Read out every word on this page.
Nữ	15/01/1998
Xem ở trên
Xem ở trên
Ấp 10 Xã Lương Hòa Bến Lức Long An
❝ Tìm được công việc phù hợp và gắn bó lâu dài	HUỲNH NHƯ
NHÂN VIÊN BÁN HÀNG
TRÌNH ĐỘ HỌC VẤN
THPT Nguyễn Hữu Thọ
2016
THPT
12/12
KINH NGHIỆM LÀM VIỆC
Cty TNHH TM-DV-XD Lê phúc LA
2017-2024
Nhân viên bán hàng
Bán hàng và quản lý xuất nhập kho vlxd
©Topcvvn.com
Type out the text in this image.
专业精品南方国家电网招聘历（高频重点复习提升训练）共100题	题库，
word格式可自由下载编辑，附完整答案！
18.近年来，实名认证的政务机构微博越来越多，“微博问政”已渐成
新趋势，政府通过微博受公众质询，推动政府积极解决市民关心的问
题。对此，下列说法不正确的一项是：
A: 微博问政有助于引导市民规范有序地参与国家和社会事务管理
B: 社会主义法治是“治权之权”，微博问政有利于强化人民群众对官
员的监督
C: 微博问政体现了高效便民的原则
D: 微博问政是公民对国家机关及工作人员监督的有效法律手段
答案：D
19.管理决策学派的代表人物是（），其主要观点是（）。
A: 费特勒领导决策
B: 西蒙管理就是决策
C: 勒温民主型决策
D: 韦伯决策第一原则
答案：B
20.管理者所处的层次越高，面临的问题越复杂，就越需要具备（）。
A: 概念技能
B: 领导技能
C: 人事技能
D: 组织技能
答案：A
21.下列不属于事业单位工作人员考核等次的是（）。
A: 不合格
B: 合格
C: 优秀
#####
--- Instructions to follow ---
Scan the records for the string "this". Copy each line in which it appears.

--- Answer to the problem ---
Read out every word on this page.
Type out the text in this image.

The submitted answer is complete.